_RECORDED INFORMATION_

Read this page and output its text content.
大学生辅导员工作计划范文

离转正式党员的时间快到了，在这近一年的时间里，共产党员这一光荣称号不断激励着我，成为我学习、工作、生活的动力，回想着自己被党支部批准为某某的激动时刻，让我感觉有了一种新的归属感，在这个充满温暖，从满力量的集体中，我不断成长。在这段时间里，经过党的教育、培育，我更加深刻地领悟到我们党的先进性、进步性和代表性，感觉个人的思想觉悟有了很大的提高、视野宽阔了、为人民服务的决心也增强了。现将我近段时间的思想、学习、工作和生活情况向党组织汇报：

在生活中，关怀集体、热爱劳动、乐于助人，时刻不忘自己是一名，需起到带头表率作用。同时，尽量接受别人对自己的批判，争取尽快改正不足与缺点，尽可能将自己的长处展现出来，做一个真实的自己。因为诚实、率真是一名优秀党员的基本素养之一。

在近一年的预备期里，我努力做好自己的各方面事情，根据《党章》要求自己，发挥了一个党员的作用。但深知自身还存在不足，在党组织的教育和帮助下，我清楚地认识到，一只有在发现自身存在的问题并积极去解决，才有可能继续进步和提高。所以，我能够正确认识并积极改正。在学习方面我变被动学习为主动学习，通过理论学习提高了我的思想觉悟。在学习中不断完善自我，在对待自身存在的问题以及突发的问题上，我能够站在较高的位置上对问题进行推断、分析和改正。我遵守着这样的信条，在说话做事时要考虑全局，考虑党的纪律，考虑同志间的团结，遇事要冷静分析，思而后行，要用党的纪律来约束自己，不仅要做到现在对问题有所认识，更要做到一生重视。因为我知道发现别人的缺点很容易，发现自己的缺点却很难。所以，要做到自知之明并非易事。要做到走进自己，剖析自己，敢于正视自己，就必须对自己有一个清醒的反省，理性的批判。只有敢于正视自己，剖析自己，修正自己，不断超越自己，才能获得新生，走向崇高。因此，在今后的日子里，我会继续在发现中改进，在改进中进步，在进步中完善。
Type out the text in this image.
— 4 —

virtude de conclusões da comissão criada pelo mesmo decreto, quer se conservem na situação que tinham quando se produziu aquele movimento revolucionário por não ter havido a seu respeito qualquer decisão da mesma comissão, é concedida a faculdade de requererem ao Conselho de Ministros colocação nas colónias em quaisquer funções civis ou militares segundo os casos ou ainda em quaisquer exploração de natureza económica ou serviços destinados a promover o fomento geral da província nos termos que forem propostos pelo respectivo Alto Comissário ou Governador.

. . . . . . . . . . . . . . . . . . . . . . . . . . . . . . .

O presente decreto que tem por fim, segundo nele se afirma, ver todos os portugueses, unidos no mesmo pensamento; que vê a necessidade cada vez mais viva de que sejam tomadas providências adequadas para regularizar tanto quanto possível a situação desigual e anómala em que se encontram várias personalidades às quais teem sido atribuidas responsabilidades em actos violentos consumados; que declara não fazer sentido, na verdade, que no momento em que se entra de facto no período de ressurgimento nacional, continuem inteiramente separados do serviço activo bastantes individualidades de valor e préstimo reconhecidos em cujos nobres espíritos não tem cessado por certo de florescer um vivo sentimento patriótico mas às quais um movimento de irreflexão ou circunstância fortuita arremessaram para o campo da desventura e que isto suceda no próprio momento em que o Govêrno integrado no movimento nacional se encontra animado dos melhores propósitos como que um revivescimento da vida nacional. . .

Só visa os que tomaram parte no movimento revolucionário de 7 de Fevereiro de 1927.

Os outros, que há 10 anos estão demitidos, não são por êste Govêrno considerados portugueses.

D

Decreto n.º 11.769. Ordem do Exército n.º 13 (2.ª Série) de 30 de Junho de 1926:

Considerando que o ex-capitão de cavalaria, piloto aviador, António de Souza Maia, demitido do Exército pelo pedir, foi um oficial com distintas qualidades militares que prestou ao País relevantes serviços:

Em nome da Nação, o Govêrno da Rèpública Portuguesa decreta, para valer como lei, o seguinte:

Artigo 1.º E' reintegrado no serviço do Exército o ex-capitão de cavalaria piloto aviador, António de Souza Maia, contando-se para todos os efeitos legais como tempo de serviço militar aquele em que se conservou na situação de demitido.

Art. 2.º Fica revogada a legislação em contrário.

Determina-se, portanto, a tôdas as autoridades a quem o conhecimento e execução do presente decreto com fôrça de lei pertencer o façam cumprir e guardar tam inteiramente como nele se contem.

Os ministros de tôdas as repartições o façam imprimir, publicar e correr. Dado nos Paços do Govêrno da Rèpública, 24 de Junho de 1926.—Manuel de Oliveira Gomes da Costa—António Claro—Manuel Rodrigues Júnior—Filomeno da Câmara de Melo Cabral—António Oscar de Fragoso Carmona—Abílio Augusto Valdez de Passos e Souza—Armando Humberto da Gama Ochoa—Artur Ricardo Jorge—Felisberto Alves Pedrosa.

_THE PROBLEM_
Scan the material for lines with the word "nele", and copy each line you find.

_RESULT OF THE TASK_
O presente decreto que tem por fim, segundo nele se afirma, ver todos os portugueses, unidos no mesmo pensamento; que vê a necessidade cada vez mais viva de que sejam tomadas providências adequadas para regularizar tanto quanto possível a situação desigual e anómala em que se encontram várias personalidades às quais teem sido atribuidas responsabilidades em actos violentos consumados; que declara não fazer sentido, na verdade, que no momento em que se entra de facto no período de ressurgimento nacional, continuem inteiramente separados do serviço activo bastantes individualidades de valor e préstimo reconhecidos em cujos nobres espíritos não tem cessado por certo de florescer um vivo sentimento patriótico mas às quais um movimento de irreflexão ou circunstância fortuita arremessaram para o campo da desventura e que isto suceda no próprio momento em que o Govêrno integrado no movimento nacional se encontra animado dos melhores propósitos como que um revivescimento da vida nacional. . .
Determina-se, portanto, a tôdas as autoridades a quem o conhecimento e execução do presente decreto com fôrça de lei pertencer o façam cumprir e guardar tam inteiramente como nele se contem.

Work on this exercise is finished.